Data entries
---
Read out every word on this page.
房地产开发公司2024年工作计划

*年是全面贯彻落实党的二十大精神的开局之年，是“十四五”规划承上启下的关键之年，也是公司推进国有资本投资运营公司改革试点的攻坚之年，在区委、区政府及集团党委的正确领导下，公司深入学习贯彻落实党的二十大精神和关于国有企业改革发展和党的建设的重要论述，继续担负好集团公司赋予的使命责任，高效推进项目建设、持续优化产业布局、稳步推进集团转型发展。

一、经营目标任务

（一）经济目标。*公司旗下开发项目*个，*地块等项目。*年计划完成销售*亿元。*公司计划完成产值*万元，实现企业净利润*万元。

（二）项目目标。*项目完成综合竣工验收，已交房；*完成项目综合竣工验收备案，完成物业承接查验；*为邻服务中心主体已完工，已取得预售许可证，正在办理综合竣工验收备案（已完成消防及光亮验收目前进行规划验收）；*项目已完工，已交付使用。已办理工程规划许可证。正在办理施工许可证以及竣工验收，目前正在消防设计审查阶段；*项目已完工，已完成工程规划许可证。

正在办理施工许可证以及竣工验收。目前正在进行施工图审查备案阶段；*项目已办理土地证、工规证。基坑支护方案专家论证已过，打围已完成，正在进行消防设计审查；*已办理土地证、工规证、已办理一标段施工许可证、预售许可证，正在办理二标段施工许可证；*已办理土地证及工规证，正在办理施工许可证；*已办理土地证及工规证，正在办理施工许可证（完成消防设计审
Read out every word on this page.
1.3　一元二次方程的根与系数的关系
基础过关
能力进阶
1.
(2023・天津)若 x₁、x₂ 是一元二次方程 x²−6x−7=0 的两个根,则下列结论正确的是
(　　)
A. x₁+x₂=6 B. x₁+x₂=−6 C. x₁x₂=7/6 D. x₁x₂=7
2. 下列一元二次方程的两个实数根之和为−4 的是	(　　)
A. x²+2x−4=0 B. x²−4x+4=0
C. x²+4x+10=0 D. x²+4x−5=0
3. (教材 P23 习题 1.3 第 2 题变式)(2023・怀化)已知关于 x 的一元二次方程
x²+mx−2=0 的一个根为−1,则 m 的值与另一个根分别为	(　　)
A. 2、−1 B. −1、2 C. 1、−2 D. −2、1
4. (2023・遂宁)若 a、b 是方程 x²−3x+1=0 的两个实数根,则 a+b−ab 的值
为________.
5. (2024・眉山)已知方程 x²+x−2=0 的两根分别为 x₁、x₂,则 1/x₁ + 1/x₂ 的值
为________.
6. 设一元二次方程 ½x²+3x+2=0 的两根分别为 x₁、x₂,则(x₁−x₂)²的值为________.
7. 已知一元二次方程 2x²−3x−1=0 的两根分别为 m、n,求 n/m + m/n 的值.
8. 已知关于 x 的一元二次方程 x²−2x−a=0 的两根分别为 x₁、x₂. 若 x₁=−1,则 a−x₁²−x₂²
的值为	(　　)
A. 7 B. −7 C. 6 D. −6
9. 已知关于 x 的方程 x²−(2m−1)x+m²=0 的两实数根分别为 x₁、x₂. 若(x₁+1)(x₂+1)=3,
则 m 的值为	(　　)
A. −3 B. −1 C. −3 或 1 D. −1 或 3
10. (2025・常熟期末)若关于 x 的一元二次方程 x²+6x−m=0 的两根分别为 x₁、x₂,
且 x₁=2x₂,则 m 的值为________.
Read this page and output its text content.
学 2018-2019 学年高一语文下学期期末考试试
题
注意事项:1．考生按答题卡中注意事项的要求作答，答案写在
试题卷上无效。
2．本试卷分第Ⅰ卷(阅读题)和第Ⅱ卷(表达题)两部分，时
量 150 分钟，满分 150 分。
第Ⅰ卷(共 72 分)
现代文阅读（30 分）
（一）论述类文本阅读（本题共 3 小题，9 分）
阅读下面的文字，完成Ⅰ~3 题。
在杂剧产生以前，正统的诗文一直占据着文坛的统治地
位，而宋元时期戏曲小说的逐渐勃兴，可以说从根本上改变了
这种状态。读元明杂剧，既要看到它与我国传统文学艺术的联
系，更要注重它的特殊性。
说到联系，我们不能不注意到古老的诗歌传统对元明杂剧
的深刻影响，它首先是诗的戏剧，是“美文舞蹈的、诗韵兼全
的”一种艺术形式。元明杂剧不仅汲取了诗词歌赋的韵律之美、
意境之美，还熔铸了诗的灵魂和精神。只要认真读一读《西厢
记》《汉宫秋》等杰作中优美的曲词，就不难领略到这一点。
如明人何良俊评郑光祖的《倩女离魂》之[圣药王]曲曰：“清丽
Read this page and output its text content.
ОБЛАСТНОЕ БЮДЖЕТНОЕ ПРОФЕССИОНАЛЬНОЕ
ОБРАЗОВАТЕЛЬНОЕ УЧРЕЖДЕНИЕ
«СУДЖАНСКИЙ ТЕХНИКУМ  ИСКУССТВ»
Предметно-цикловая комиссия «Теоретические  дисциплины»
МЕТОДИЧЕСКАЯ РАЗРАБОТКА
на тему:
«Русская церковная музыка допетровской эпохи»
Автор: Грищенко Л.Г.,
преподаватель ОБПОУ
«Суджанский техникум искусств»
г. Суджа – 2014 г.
---
**Aim:** Search the listing for the string "的一元二次方程". Copy each line where it turns up.

**Response for this exercise:**
3. (教材 P23 习题 1.3 第 2 题变式)(2023・怀化)已知关于 x 的一元二次方程
8. 已知关于 x 的一元二次方程 x²−2x−a=0 的两根分别为 x₁、x₂. 若 x₁=−1,则 a−x₁²−x₂²
10. (2025・常熟期末)若关于 x 的一元二次方程 x²+6x−m=0 的两根分别为 x₁、x₂,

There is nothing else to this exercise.